Task description
Resume the About page for the Soft Power, Hard Problems newsletter, writing on from its last sentence.

Extracted text

[BEGIN]

About Soft Power, Hard Problems
Soft power, applied to the problems the world is still waiting to solve.
What this is
Soft Power, Hard Problems is a newsletter by Sophie Krantz for leaders who are ready to point their influence at something that matters at scale - and want the analytical framework to do it with precision rather than good intentions.
Often, we take one hard problem from current expert analysis and runs three calculations on it - the Crossover Point, the Chokepoint Map, and the Voltage Test. The job is always the same: turn it into a map of leverage for leaders who are structurally positioned to move it.
What I mean by soft power
Not charm. Not reputation. Not diplomatic influence in the traditional sense.
Soft power, in this frame, is the structural ability to get outcomes without needing anyone else’s permission. It shows up as the freedom to decline misaligned funding, resist pressure to dilute a model, convene actors across lines that institutional mandates cannot cross, and hold a position under pressure without fearing the consequences - because your influence doesn’t depend on any single relationship being protected.
In practice it looks like this: who takes your calls and actually changes course. Which rooms you can convene and who shows up when you ask. Where your framing of an issue tends to stick - inside your organisation, your sector, or wider debates. Which standards, norms, or protocols quietly reflect your thinking.

[END]

Record excerpts
[BEGIN]

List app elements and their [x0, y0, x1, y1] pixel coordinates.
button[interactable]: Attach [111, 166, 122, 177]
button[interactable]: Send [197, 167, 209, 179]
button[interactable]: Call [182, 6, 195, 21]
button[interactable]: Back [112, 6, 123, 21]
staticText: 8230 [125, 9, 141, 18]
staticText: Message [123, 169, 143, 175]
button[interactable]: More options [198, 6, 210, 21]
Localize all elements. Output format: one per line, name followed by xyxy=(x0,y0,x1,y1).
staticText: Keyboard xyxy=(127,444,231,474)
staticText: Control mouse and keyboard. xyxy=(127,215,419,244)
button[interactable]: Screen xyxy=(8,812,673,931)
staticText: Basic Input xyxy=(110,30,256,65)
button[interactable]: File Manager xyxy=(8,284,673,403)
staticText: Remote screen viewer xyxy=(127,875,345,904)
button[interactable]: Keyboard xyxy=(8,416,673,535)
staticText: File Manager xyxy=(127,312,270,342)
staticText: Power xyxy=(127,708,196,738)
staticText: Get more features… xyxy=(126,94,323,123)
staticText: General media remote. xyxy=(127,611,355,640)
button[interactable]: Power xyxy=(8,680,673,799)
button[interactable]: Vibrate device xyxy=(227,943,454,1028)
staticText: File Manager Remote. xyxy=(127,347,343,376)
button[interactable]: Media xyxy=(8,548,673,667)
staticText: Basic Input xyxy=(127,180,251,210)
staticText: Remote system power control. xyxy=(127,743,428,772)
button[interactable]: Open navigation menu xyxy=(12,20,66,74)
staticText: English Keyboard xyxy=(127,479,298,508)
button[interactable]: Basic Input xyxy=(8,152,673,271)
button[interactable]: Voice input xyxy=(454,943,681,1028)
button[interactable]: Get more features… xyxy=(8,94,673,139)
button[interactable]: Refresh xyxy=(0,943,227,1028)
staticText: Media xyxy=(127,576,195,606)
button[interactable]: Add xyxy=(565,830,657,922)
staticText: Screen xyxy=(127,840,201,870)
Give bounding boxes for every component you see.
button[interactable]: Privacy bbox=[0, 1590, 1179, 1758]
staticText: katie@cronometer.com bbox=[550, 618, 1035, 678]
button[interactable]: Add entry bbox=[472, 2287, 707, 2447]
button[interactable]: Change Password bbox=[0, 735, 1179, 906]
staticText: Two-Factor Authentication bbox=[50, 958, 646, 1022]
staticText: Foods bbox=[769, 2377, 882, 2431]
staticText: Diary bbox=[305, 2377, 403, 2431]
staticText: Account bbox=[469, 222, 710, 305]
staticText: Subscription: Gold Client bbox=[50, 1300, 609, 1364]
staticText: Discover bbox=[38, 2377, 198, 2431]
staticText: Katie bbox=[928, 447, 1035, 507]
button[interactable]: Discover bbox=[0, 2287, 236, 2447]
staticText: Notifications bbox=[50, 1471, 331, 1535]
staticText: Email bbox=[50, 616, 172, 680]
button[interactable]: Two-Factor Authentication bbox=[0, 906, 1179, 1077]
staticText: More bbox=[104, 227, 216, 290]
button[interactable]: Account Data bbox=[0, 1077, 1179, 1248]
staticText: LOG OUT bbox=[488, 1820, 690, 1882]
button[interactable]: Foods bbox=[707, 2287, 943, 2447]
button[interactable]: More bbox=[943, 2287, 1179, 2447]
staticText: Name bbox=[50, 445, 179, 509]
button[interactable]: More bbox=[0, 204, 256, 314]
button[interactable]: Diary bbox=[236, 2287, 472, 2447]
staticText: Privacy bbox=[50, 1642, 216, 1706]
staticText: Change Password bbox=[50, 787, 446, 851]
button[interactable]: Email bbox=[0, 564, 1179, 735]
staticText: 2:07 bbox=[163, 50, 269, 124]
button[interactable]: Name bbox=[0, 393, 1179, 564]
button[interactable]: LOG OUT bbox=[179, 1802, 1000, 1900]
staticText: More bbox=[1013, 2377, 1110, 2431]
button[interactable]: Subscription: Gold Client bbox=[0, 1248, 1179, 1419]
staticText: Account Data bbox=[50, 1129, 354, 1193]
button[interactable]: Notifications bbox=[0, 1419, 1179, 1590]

[END]

The response
If any of that is true for you, you already have soft power. The question is what you’re pointing it at.
What I mean by hard problems
Hard problems are not difficult projects or complex organisational challenges. They are a specific category: problems that affect hundreds of millions of people across borders, sit inside systems - laws, markets, infrastructure, norms - that no single institution controls and no single actor can fix alone, and where the cost of doing nothing compounds every year.
They persist not because nobody cares but because the actors with the most power to address them have structural reasons not to. The incentives, the mandates, and the political economies all point away from the solution. That is what makes them hard - and what makes soft power the right instrument for moving them.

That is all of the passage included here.